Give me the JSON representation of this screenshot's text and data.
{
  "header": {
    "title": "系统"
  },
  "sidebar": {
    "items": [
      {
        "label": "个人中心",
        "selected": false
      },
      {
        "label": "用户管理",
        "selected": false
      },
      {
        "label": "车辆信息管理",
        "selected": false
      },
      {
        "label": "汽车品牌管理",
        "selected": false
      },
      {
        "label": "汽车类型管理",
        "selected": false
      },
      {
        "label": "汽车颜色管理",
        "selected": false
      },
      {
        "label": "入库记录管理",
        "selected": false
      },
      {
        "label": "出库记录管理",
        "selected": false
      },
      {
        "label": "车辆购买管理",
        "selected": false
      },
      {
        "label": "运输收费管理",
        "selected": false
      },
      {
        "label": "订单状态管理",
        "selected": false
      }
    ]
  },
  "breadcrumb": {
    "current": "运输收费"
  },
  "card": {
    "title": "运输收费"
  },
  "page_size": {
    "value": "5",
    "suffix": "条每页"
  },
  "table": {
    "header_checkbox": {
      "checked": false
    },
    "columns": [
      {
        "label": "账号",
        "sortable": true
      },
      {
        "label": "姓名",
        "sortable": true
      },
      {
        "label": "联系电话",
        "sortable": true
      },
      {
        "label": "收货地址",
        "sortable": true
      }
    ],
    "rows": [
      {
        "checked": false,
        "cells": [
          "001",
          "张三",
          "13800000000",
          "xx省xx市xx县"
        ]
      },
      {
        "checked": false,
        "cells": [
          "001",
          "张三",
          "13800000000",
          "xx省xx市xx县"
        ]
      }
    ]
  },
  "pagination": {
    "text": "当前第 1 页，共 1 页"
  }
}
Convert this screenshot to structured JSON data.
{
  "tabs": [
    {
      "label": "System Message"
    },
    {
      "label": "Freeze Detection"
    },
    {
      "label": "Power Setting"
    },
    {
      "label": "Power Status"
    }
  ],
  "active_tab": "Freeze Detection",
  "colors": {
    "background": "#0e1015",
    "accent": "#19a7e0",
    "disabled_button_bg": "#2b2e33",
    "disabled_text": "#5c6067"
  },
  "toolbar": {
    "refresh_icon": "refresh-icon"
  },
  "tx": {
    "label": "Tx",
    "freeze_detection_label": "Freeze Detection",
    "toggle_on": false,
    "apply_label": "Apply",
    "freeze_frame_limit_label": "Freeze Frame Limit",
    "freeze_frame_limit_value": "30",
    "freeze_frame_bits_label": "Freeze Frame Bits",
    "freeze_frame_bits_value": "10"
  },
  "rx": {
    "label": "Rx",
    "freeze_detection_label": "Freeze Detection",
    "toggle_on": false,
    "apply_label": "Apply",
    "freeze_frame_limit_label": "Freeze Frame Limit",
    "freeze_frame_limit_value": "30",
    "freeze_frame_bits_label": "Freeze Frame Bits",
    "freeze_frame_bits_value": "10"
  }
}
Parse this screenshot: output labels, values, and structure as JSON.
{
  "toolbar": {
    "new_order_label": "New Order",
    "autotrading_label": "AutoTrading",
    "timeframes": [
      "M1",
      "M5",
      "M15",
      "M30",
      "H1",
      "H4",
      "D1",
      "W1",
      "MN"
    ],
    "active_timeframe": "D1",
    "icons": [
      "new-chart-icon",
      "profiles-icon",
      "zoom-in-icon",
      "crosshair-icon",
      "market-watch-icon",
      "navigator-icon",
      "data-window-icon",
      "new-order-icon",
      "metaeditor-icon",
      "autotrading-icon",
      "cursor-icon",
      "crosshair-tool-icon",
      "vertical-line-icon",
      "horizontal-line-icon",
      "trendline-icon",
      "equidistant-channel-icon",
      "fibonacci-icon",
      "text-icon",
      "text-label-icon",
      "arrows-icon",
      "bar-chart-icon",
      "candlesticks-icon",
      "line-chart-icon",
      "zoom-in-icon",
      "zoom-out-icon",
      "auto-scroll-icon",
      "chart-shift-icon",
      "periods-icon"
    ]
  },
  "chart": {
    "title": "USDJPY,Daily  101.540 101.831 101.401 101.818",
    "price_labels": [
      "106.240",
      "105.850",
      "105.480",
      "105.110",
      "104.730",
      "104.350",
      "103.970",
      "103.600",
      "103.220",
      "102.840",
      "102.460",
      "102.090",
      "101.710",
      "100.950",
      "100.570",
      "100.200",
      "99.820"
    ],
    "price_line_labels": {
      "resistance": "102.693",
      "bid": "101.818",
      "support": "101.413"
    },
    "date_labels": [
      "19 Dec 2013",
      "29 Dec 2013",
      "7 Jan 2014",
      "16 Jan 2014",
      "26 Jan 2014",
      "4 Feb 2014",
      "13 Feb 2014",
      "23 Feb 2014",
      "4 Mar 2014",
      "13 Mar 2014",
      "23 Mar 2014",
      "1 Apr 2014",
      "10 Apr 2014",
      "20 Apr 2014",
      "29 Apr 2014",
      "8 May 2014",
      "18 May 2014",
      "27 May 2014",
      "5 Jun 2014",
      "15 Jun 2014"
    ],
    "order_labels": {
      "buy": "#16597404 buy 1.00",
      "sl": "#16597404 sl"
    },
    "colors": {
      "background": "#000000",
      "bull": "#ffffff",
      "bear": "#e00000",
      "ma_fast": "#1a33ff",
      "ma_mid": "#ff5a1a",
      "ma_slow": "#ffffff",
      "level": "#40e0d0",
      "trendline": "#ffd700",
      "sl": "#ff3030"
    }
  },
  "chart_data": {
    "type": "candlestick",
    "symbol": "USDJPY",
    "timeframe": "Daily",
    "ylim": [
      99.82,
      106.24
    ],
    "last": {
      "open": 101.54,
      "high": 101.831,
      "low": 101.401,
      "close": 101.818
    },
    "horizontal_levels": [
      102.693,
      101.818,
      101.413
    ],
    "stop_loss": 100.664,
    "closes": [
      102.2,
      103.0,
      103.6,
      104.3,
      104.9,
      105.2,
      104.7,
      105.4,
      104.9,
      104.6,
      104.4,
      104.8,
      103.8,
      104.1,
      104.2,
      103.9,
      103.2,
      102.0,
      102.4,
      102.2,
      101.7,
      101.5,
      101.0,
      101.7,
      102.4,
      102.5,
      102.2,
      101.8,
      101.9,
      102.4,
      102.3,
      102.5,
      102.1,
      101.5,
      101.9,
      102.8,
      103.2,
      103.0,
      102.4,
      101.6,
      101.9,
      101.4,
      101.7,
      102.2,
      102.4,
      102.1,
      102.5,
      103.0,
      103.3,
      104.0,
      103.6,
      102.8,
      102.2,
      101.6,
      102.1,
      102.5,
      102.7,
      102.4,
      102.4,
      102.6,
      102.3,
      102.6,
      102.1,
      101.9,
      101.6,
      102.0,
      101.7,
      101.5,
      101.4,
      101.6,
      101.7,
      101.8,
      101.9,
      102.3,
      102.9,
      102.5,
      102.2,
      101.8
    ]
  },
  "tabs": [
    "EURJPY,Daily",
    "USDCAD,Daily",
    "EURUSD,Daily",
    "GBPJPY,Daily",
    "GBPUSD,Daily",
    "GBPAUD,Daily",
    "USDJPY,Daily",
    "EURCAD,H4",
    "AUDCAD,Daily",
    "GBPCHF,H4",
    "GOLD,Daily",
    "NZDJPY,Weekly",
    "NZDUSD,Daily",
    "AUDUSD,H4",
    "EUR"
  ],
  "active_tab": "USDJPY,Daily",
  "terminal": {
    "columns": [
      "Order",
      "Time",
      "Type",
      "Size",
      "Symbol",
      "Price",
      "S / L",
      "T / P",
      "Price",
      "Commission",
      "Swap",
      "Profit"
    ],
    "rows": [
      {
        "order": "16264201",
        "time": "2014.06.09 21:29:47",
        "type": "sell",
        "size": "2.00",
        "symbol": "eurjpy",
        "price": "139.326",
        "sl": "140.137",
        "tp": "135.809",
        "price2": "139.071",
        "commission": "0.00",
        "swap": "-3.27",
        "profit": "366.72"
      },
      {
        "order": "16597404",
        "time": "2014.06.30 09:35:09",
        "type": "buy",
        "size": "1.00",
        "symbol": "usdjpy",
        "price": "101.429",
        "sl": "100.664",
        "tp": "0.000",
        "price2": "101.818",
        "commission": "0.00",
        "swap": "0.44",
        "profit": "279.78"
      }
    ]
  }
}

WHAT IS NEEDED:
Find each line holding the string "title" and copy it out.

EXERCISE SOLUTION:
    "title": "系统"
    "title": "运输收费"
    "title": "USDJPY,Daily  101.540 101.831 101.401 101.818",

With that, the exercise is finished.